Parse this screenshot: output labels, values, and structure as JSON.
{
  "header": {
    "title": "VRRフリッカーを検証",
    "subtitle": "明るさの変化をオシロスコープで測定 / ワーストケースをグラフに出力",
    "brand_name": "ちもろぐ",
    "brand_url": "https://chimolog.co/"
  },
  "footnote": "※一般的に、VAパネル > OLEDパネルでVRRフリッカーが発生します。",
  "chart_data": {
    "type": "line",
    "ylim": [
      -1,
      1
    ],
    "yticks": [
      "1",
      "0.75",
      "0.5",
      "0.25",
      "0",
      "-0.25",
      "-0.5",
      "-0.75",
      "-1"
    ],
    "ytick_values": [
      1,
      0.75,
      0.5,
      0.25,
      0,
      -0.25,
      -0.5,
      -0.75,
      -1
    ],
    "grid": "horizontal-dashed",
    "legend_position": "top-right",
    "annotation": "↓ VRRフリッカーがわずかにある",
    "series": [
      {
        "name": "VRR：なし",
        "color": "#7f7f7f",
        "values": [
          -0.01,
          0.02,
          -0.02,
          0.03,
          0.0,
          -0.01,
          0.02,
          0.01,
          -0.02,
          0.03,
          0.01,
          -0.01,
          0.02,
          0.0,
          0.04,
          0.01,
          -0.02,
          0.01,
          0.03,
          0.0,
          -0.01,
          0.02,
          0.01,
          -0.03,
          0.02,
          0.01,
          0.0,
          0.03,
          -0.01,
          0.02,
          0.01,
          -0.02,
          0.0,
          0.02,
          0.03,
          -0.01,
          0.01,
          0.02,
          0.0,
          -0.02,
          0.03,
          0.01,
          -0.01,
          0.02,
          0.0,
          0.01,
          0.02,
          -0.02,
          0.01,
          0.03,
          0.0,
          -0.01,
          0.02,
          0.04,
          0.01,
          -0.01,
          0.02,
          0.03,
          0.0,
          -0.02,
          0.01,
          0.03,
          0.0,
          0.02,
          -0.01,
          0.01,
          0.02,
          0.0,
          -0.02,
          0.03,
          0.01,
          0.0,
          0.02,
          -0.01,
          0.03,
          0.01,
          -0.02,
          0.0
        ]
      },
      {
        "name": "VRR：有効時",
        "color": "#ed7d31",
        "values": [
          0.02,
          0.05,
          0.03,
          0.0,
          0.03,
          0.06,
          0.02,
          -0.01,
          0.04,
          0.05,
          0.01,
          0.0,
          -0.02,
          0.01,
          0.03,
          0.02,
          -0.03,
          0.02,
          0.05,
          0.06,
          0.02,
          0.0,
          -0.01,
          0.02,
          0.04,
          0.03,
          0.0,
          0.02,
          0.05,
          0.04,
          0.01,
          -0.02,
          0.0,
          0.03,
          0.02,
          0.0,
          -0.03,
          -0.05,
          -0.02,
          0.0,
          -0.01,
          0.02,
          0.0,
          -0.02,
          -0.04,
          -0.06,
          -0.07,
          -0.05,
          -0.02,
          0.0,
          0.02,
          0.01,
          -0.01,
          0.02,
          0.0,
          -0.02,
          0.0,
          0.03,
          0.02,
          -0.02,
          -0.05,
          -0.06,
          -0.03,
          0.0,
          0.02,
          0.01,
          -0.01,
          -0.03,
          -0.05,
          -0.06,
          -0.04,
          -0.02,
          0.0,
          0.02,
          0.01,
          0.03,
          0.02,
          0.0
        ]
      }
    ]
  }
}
* * * * * * * * *
§ **Do this**
Here, the records must be output exactly and in full.

§ **Expected answer**
Parse this screenshot: output labels, values, and structure as JSON.
{
  "header": {
    "title": "VRRフリッカーを検証",
    "subtitle": "明るさの変化をオシロスコープで測定 / ワーストケースをグラフに出力",
    "brand_name": "ちもろぐ",
    "brand_url": "https://chimolog.co/"
  },
  "footnote": "※一般的に、VAパネル > OLEDパネルでVRRフリッカーが発生します。",
  "chart_data": {
    "type": "line",
    "ylim": [
      -1,
      1
    ],
    "yticks": [
      "1",
      "0.75",
      "0.5",
      "0.25",
      "0",
      "-0.25",
      "-0.5",
      "-0.75",
      "-1"
    ],
    "ytick_values": [
      1,
      0.75,
      0.5,
      0.25,
      0,
      -0.25,
      -0.5,
      -0.75,
      -1
    ],
    "grid": "horizontal-dashed",
    "legend_position": "top-right",
    "annotation": "↓ VRRフリッカーがわずかにある",
    "series": [
      {
        "name": "VRR：なし",
        "color": "#7f7f7f",
        "values": [
          -0.01,
          0.02,
          -0.02,
          0.03,
          0.0,
          -0.01,
          0.02,
          0.01,
          -0.02,
          0.03,
          0.01,
          -0.01,
          0.02,
          0.0,
          0.04,
          0.01,
          -0.02,
          0.01,
          0.03,
          0.0,
          -0.01,
          0.02,
          0.01,
          -0.03,
          0.02,
          0.01,
          0.0,
          0.03,
          -0.01,
          0.02,
          0.01,
          -0.02,
          0.0,
          0.02,
          0.03,
          -0.01,
          0.01,
          0.02,
          0.0,
          -0.02,
          0.03,
          0.01,
          -0.01,
          0.02,
          0.0,
          0.01,
          0.02,
          -0.02,
          0.01,
          0.03,
          0.0,
          -0.01,
          0.02,
          0.04,
          0.01,
          -0.01,
          0.02,
          0.03,
          0.0,
          -0.02,
          0.01,
          0.03,
          0.0,
          0.02,
          -0.01,
          0.01,
          0.02,
          0.0,
          -0.02,
          0.03,
          0.01,
          0.0,
          0.02,
          -0.01,
          0.03,
          0.01,
          -0.02,
          0.0
        ]
      },
      {
        "name": "VRR：有効時",
        "color": "#ed7d31",
        "values": [
          0.02,
          0.05,
          0.03,
          0.0,
          0.03,
          0.06,
          0.02,
          -0.01,
          0.04,
          0.05,
          0.01,
          0.0,
          -0.02,
          0.01,
          0.03,
          0.02,
          -0.03,
          0.02,
          0.05,
          0.06,
          0.02,
          0.0,
          -0.01,
          0.02,
          0.04,
          0.03,
          0.0,
          0.02,
          0.05,
          0.04,
          0.01,
          -0.02,
          0.0,
          0.03,
          0.02,
          0.0,
          -0.03,
          -0.05,
          -0.02,
          0.0,
          -0.01,
          0.02,
          0.0,
          -0.02,
          -0.04,
          -0.06,
          -0.07,
          -0.05,
          -0.02,
          0.0,
          0.02,
          0.01,
          -0.01,
          0.02,
          0.0,
          -0.02,
          0.0,
          0.03,
          0.02,
          -0.02,
          -0.05,
          -0.06,
          -0.03,
          0.0,
          0.02,
          0.01,
          -0.01,
          -0.03,
          -0.05,
          -0.06,
          -0.04,
          -0.02,
          0.0,
          0.02,
          0.01,
          0.03,
          0.02,
          0.0
        ]
      }
    ]
  }
}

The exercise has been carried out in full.